─── Records provided
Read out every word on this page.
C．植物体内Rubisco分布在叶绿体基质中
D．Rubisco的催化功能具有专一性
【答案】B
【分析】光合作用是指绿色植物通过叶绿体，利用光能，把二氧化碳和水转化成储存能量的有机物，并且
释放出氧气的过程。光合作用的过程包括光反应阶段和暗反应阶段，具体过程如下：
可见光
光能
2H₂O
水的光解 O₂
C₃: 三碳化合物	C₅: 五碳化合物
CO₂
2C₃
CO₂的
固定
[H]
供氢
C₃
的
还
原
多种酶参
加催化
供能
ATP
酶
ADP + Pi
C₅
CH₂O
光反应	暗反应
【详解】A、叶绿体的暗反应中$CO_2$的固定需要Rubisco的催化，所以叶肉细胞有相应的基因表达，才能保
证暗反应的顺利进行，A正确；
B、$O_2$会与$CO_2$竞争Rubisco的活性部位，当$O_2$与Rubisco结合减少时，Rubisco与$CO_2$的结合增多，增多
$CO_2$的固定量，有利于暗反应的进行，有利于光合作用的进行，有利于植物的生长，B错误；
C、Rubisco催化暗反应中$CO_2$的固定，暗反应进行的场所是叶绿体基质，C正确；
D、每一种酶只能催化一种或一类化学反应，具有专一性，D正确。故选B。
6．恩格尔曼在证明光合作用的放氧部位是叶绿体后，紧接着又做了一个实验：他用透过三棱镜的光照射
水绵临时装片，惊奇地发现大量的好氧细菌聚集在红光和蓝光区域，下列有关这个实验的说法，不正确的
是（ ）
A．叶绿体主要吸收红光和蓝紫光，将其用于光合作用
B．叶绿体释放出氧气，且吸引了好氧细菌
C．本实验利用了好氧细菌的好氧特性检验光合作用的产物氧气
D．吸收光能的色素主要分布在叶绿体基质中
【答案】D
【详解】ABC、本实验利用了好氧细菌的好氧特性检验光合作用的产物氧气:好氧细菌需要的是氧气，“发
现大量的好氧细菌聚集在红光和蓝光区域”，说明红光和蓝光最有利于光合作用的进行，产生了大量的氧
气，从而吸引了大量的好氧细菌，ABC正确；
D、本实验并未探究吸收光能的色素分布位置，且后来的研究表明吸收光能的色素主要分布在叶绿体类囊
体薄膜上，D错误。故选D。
──────
Your objective -
Copy out each line in the listing that has the word "本实验利用了好氧细菌的好氧特性检验光合作用的产物氧气".

Solved exercise -
C．本实验利用了好氧细菌的好氧特性检验光合作用的产物氧气
【详解】ABC、本实验利用了好氧细菌的好氧特性检验光合作用的产物氧气:好氧细菌需要的是氧气，“发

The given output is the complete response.